Start Supplied material

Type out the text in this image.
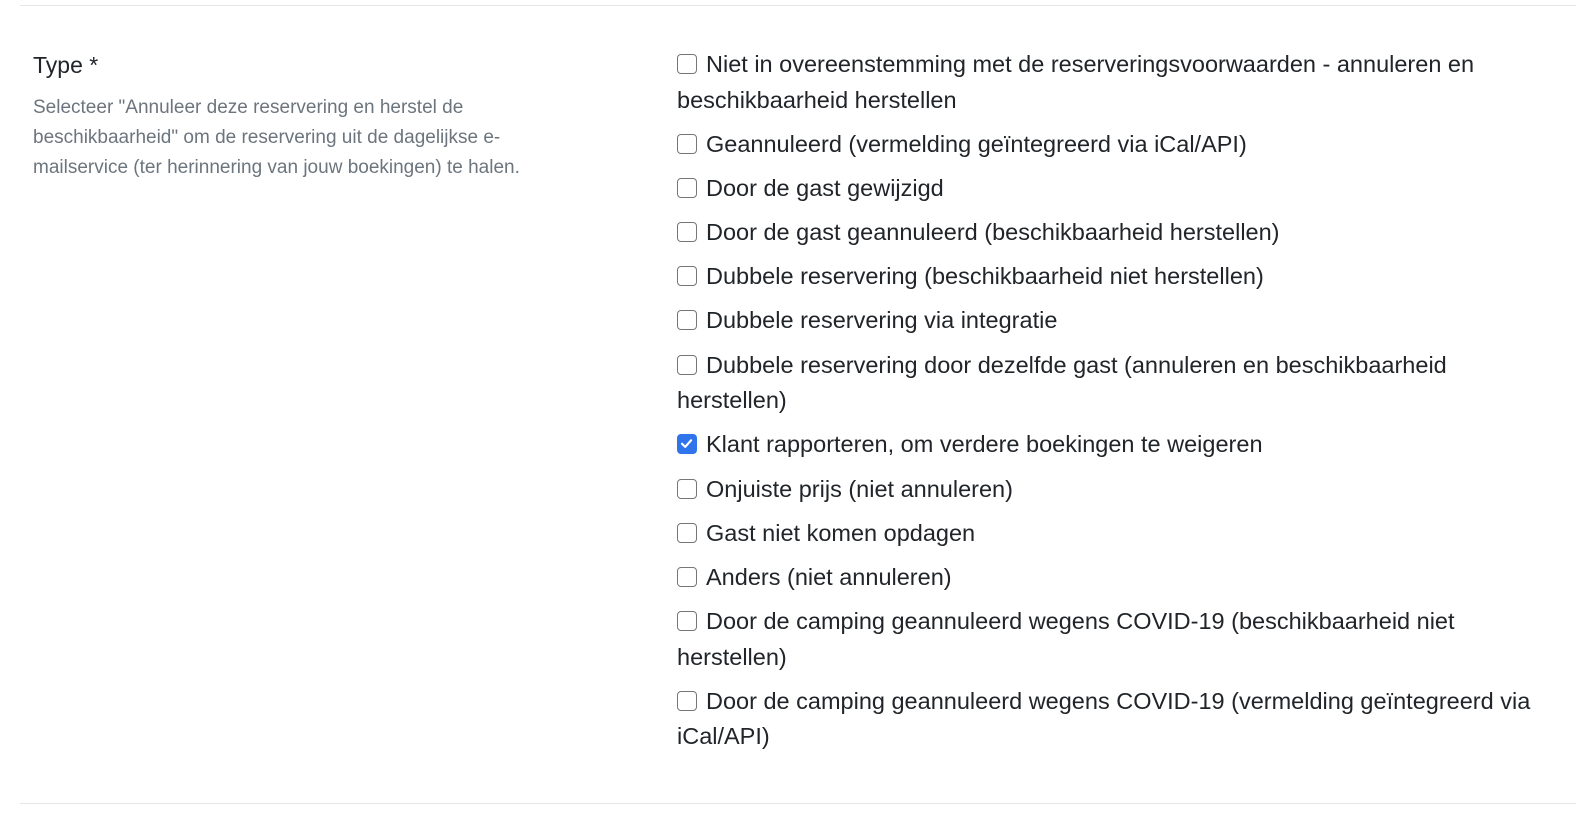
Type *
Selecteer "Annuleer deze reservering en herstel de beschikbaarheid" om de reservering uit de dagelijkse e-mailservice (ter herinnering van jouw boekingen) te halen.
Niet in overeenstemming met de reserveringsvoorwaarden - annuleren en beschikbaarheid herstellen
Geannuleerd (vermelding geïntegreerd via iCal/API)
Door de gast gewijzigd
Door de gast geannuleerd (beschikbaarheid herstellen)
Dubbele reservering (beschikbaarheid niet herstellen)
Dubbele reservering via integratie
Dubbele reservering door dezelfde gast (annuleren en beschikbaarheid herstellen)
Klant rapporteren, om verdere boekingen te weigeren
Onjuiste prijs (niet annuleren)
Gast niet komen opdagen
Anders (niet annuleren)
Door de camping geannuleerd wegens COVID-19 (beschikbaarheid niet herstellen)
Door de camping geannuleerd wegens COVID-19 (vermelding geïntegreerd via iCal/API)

End Supplied material

## Prompt
Isolate the lines above that contain the word "boekingen" and copy them.

## Written response
Selecteer "Annuleer deze reservering en herstel de beschikbaarheid" om de reservering uit de dagelijkse e-mailservice (ter herinnering van jouw boekingen) te halen.
Klant rapporteren, om verdere boekingen te weigeren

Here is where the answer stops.